— START OF Records for processing —

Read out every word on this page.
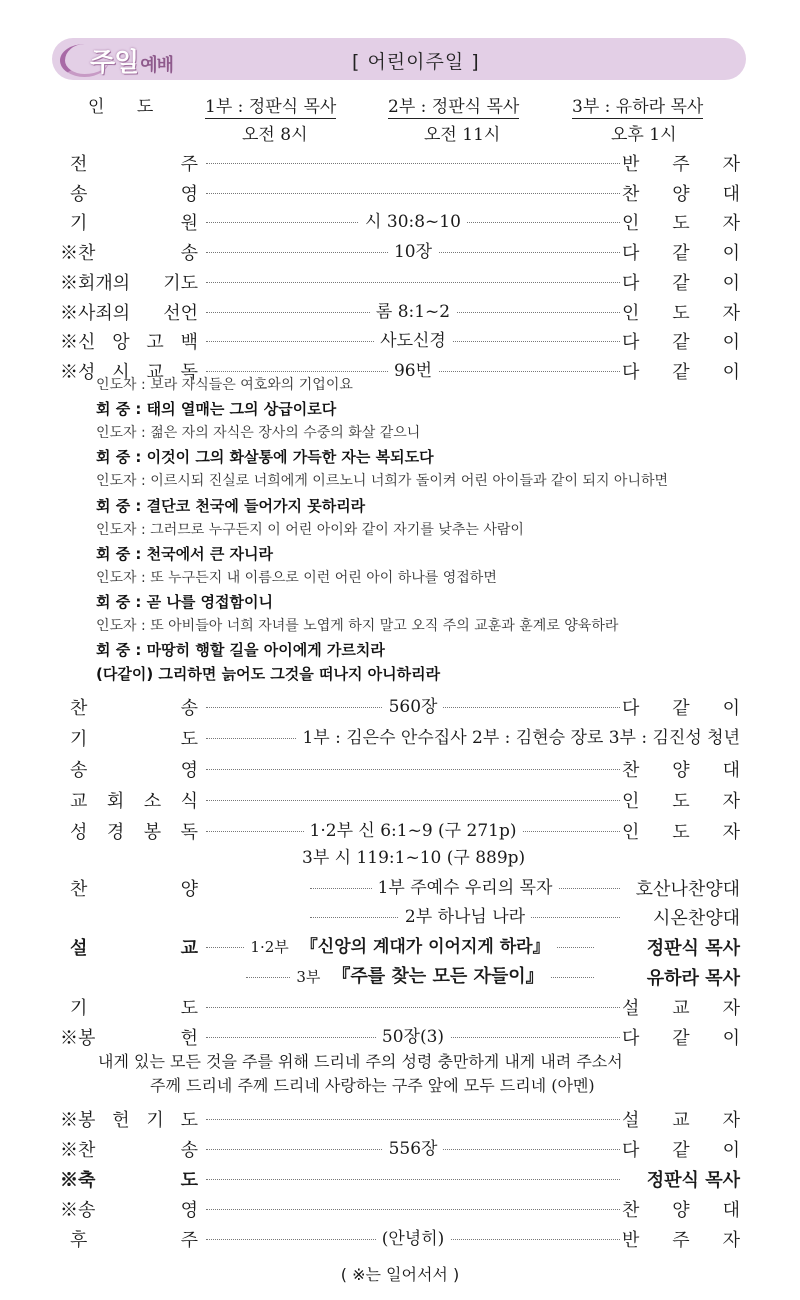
주일 예배	[ 어린이주일 ]
인 도	1부 : 정판식 목사	2부 : 정판식 목사	3부 : 유하라 목사
오전 8시	오전 11시	오후 1시
전	주	반 주 자
송	영	찬 양 대
기	원	시 30:8~10	인 도 자
※찬	송	10장	다 같 이
※회개의 기도	다 같 이
※사죄의 선언	롬 8:1~2	인 도 자
※신 앙 고 백	사도신경	다 같 이
※성 시 교 독	96번	다 같 이
인도자 : 보라 자식들은 여호와의 기업이요
회 중 : 태의 열매는 그의 상급이로다
인도자 : 젊은 자의 자식은 장사의 수중의 화살 같으니
회 중 : 이것이 그의 화살통에 가득한 자는 복되도다
인도자 : 이르시되 진실로 너희에게 이르노니 너희가 돌이켜 어린 아이들과 같이 되지 아니하면
회 중 : 결단코 천국에 들어가지 못하리라
인도자 : 그러므로 누구든지 이 어린 아이와 같이 자기를 낮추는 사람이
회 중 : 천국에서 큰 자니라
인도자 : 또 누구든지 내 이름으로 이런 어린 아이 하나를 영접하면
회 중 : 곧 나를 영접함이니
인도자 : 또 아비들아 너희 자녀를 노엽게 하지 말고 오직 주의 교훈과 훈계로 양육하라
회 중 : 마땅히 행할 길을 아이에게 가르치라
(다같이) 그리하면 늙어도 그것을 떠나지 아니하리라
찬	송	560장	다 같 이
기	도	1부 : 김은수 안수집사 2부 : 김현승 장로 3부 : 김진성 청년
송	영	찬 양 대
교 회 소 식	인 도 자
성 경 봉 독	1·2부 신 6:1~9 (구 271p)	인 도 자
3부 시 119:1~10 (구 889p)
찬	양	1부 주예수 우리의 목자	호산나찬양대
2부 하나님 나라	시온찬양대
설	교	1·2부 『신앙의 계대가 이어지게 하라』	정판식 목사
3부 『주를 찾는 모든 자들이』	유하라 목사
기	도	설 교 자
※봉	헌	50장(3)	다 같 이
내게 있는 모든 것을 주를 위해 드리네 주의 성령 충만하게 내게 내려 주소서
주께 드리네 주께 드리네 사랑하는 구주 앞에 모두 드리네 (아멘)
※봉 헌 기 도	설 교 자
※찬	송	556장	다 같 이
※축	도	정판식 목사
※송	영	찬 양 대
후	주	(안녕히)	반 주 자
( ※는 일어서서 )
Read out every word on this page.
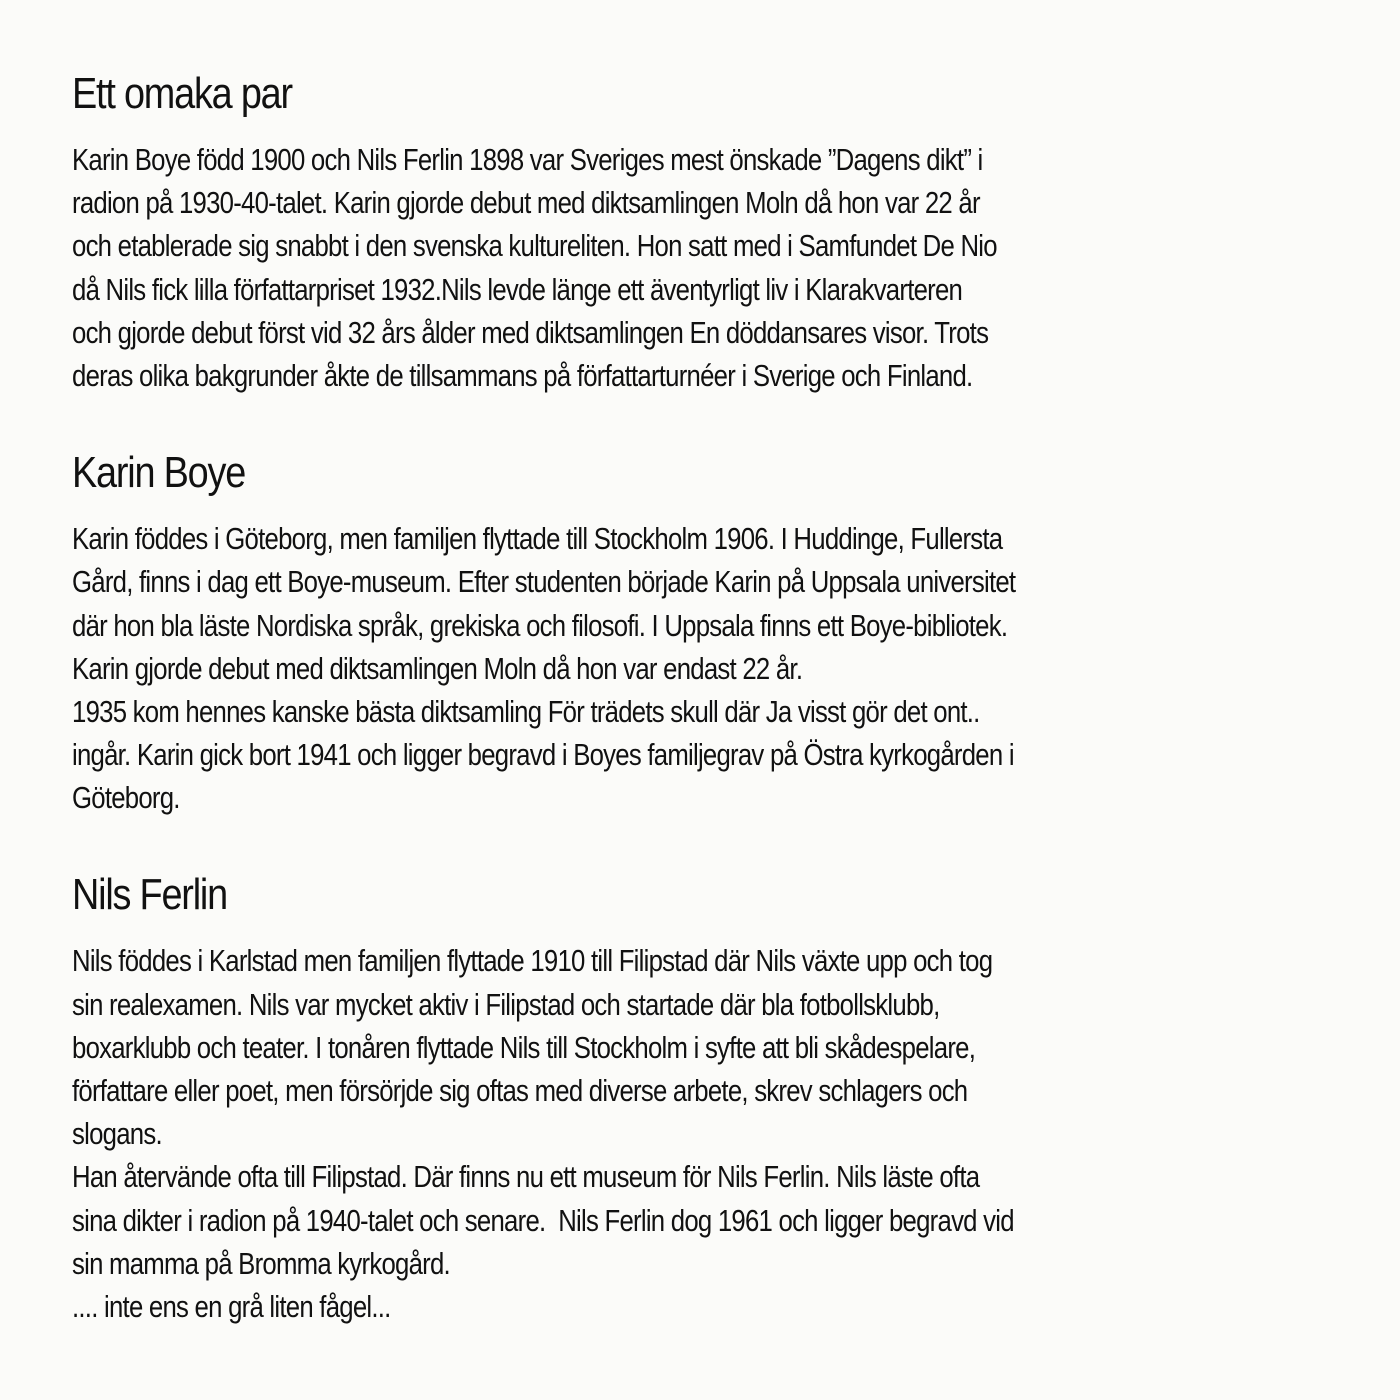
Ett omaka par
Karin Boye född 1900 och Nils Ferlin 1898 var Sveriges mest önskade ”Dagens dikt” i
radion på 1930-40-talet. Karin gjorde debut med diktsamlingen Moln då hon var 22 år
och etablerade sig snabbt i den svenska kultureliten. Hon satt med i Samfundet De Nio
då Nils fick lilla författarpriset 1932.Nils levde länge ett äventyrligt liv i Klarakvarteren
och gjorde debut först vid 32 års ålder med diktsamlingen En döddansares visor. Trots
deras olika bakgrunder åkte de tillsammans på författarturnéer i Sverige och Finland.
Karin Boye
Karin föddes i Göteborg, men familjen flyttade till Stockholm 1906. I Huddinge, Fullersta
Gård, finns i dag ett Boye-museum. Efter studenten började Karin på Uppsala universitet
där hon bla läste Nordiska språk, grekiska och filosofi. I Uppsala finns ett Boye-bibliotek.
Karin gjorde debut med diktsamlingen Moln då hon var endast 22 år.
1935 kom hennes kanske bästa diktsamling För trädets skull där Ja visst gör det ont..
ingår. Karin gick bort 1941 och ligger begravd i Boyes familjegrav på Östra kyrkogården i
Göteborg.
Nils Ferlin
Nils föddes i Karlstad men familjen flyttade 1910 till Filipstad där Nils växte upp och tog
sin realexamen. Nils var mycket aktiv i Filipstad och startade där bla fotbollsklubb,
boxarklubb och teater. I tonåren flyttade Nils till Stockholm i syfte att bli skådespelare,
författare eller poet, men försörjde sig oftas med diverse arbete, skrev schlagers och
slogans.
Han återvände ofta till Filipstad. Där finns nu ett museum för Nils Ferlin. Nils läste ofta
sina dikter i radion på 1940-talet och senare.  Nils Ferlin dog 1961 och ligger begravd vid
sin mamma på Bromma kyrkogård.
.... inte ens en grå liten fågel...
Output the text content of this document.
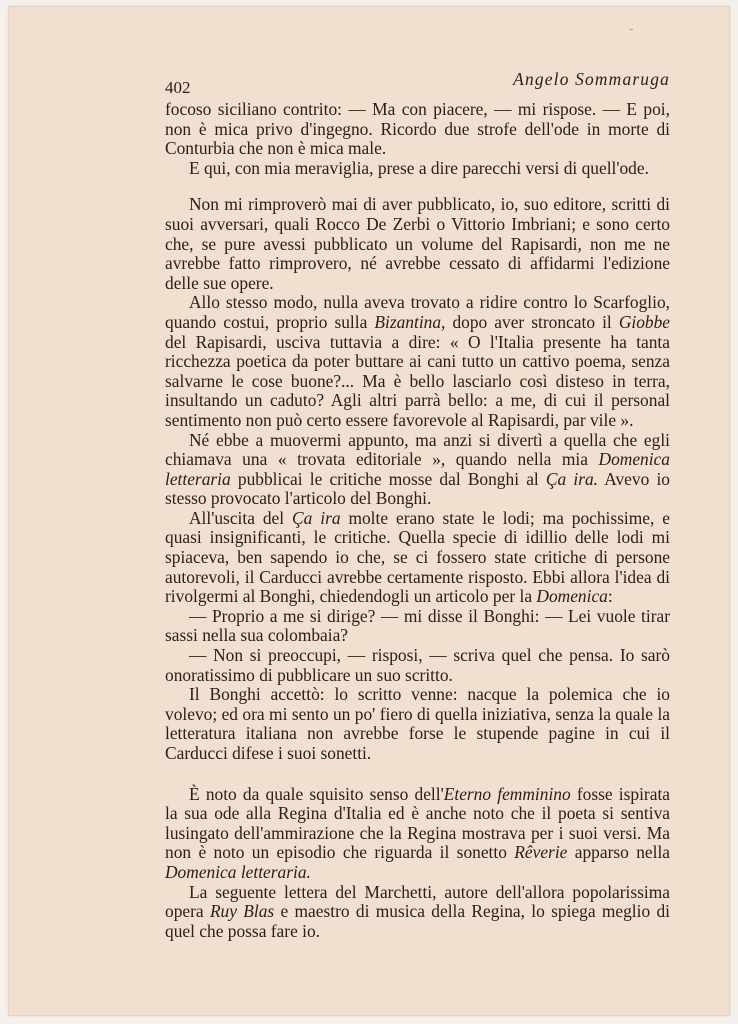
˜
402	Angelo Sommaruga

focoso siciliano contrito: — Ma con piacere, — mi rispose. — E poi, non è mica privo d'ingegno. Ricordo due strofe dell'ode in morte di Conturbia che non è mica male.

E qui, con mia meraviglia, prese a dire parecchi versi di quell'ode.

Non mi rimproverò mai di aver pubblicato, io, suo editore, scritti di suoi avversari, quali Rocco De Zerbi o Vittorio Imbriani; e sono certo che, se pure avessi pubblicato un volume del Rapisardi, non me ne avrebbe fatto rimprovero, né avrebbe cessato di affidarmi l'edizione delle sue opere.

Allo stesso modo, nulla aveva trovato a ridire contro lo Scarfoglio, quando costui, proprio sulla Bizantina, dopo aver stroncato il Giobbe del Rapisardi, usciva tuttavia a dire: « O l'Italia presente ha tanta ricchezza poetica da poter buttare ai cani tutto un cattivo poema, senza salvarne le cose buone?... Ma è bello lasciarlo così disteso in terra, insultando un caduto? Agli altri parrà bello: a me, di cui il personal sentimento non può certo essere favorevole al Rapisardi, par vile ».

Né ebbe a muovermi appunto, ma anzi si divertì a quella che egli chiamava una « trovata editoriale », quando nella mia Domenica letteraria pubblicai le critiche mosse dal Bonghi al Ça ira. Avevo io stesso provocato l'articolo del Bonghi.

All'uscita del Ça ira molte erano state le lodi; ma pochissime, e quasi insignificanti, le critiche. Quella specie di idillio delle lodi mi spiaceva, ben sapendo io che, se ci fossero state critiche di persone autorevoli, il Carducci avrebbe certamente risposto. Ebbi allora l'idea di rivolgermi al Bonghi, chiedendogli un articolo per la Domenica:

— Proprio a me si dirige? — mi disse il Bonghi: — Lei vuole tirar sassi nella sua colombaia?

— Non si preoccupi, — risposi, — scriva quel che pensa. Io sarò onoratissimo di pubblicare un suo scritto.

Il Bonghi accettò: lo scritto venne: nacque la polemica che io volevo; ed ora mi sento un po' fiero di quella iniziativa, senza la quale la letteratura italiana non avrebbe forse le stupende pagine in cui il Carducci difese i suoi sonetti.

È noto da quale squisito senso dell'Eterno femminino fosse ispirata la sua ode alla Regina d'Italia ed è anche noto che il poeta si sentiva lusingato dell'ammirazione che la Regina mostrava per i suoi versi. Ma non è noto un episodio che riguarda il sonetto Rêverie apparso nella Domenica letteraria.

La seguente lettera del Marchetti, autore dell'allora popolarissima opera Ruy Blas e maestro di musica della Regina, lo spiega meglio di quel che possa fare io.
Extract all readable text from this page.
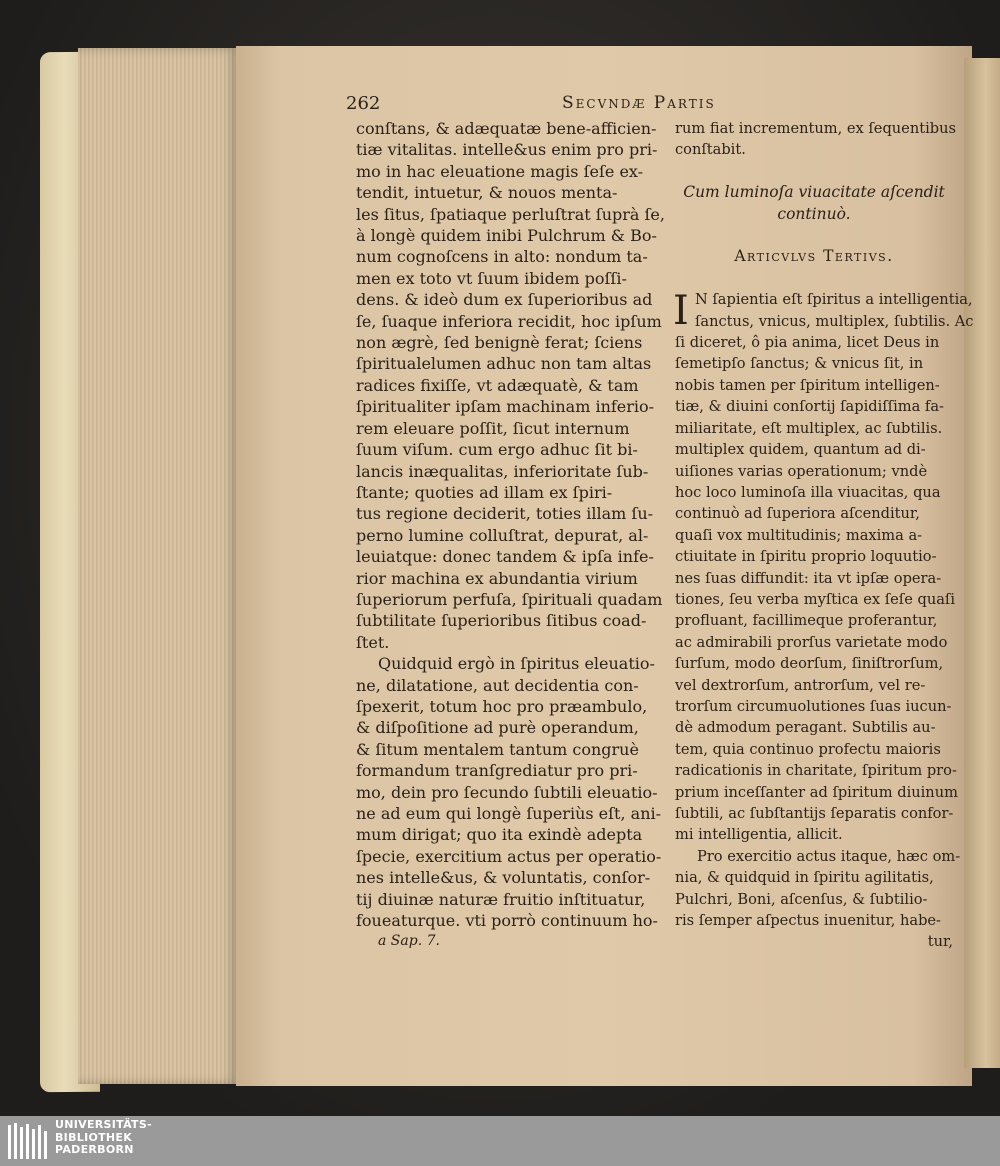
262	Secvndæ Partis
conſtans, & adæquatæ bene-afficien-
tiæ vitalitas. intelle&us enim pro pri-
mo in hac eleuatione magis ſeſe ex-
tendit, intuetur, & nouos menta-
les ſitus, ſpatiaque perluſtrat ſuprà ſe,
à longè quidem inibi Pulchrum & Bo-
num cognoſcens in alto: nondum ta-
men ex toto vt ſuum ibidem poſſi-
dens. & ideò dum ex ſuperioribus ad
ſe, ſuaque inferiora recidit, hoc ipſum
non ægrè, ſed benignè ferat; ſciens
ſpiritualelumen adhuc non tam altas
radices fixiſſe, vt adæquatè, & tam
ſpiritualiter ipſam machinam inferio-
rem eleuare poſſit, ſicut internum
ſuum viſum. cum ergo adhuc ſit bi-
lancis inæqualitas, inferioritate ſub-
ſtante; quoties ad illam ex ſpiri-
tus regione deciderit, toties illam ſu-
perno lumine colluſtrat, depurat, al-
leuiatque: donec tandem & ipſa infe-
rior machina ex abundantia virium
ſuperiorum perfuſa, ſpirituali quadam
ſubtilitate ſuperioribus ſitibus coad-
ſtet.
Quidquid ergò in ſpiritus eleuatio-
ne, dilatatione, aut decidentia con-
ſpexerit, totum hoc pro præambulo,
& diſpoſitione ad purè operandum,
& ſitum mentalem tantum congruè
formandum tranſgrediatur pro pri-
mo, dein pro ſecundo ſubtili eleuatio-
ne ad eum qui longè ſuperiùs eſt, ani-
mum dirigat; quo ita exindè adepta
ſpecie, exercitium actus per operatio-
nes intelle&us, & voluntatis, conſor-
tij diuinæ naturæ fruitio inſtituatur,
foueaturque. vti porrò continuum ho-
a Sap. 7.
rum fiat incrementum, ex ſequentibus
conſtabit.

Cum luminoſa viuacitate aſcendit
continuò.

Articvlvs Tertivs.

I N ſapientia eſt ſpiritus a intelligentia,
ſanctus, vnicus, multiplex, ſubtilis. Ac
ſi diceret, ô pia anima, licet Deus in
ſemetipſo ſanctus; & vnicus ſit, in
nobis tamen per ſpiritum intelligen-
tiæ, & diuini conſortij ſapidiſſima fa-
miliaritate, eſt multiplex, ac ſubtilis.
multiplex quidem, quantum ad di-
uiſiones varias operationum; vndè
hoc loco luminoſa illa viuacitas, qua
continuò ad ſuperiora aſcenditur,
quaſi vox multitudinis; maxima a-
ctiuitate in ſpiritu proprio loquutio-
nes ſuas diffundit: ita vt ipſæ opera-
tiones, ſeu verba myſtica ex ſeſe quaſi
profluant, facillimeque proferantur,
ac admirabili prorſus varietate modo
ſurſum, modo deorſum, ſiniſtrorſum,
vel dextrorſum, antrorſum, vel re-
trorſum circumuolutiones ſuas iucun-
dè admodum peragant. Subtilis au-
tem, quia continuo profectu maioris
radicationis in charitate, ſpiritum pro-
prium inceſſanter ad ſpiritum diuinum
ſubtili, ac ſubſtantijs ſeparatis confor-
mi intelligentia, allicit.
Pro exercitio actus itaque, hæc om-
nia, & quidquid in ſpiritu agilitatis,
Pulchri, Boni, aſcenſus, & ſubtilio-
ris ſemper aſpectus inuenitur, habe-
tur,
UNIVERSITÄTS-
BIBLIOTHEK
PADERBORN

— END OF Records for processing —

Written problem ::
Identify each line holding the string "critiche", and copy it out.

Reply to the task ::
Né ebbe a muovermi appunto, ma anzi si divertì a quella che egli chiamava una « trovata editoriale », quando nella mia Domenica letteraria pubblicai le critiche mosse dal Bonghi al Ça ira. Avevo io stesso provocato l'articolo del Bonghi.
All'uscita del Ça ira molte erano state le lodi; ma pochissime, e quasi insignificanti, le critiche. Quella specie di idillio delle lodi mi spiaceva, ben sapendo io che, se ci fossero state critiche di persone autorevoli, il Carducci avrebbe certamente risposto. Ebbi allora l'idea di rivolgermi al Bonghi, chiedendogli un articolo per la Domenica:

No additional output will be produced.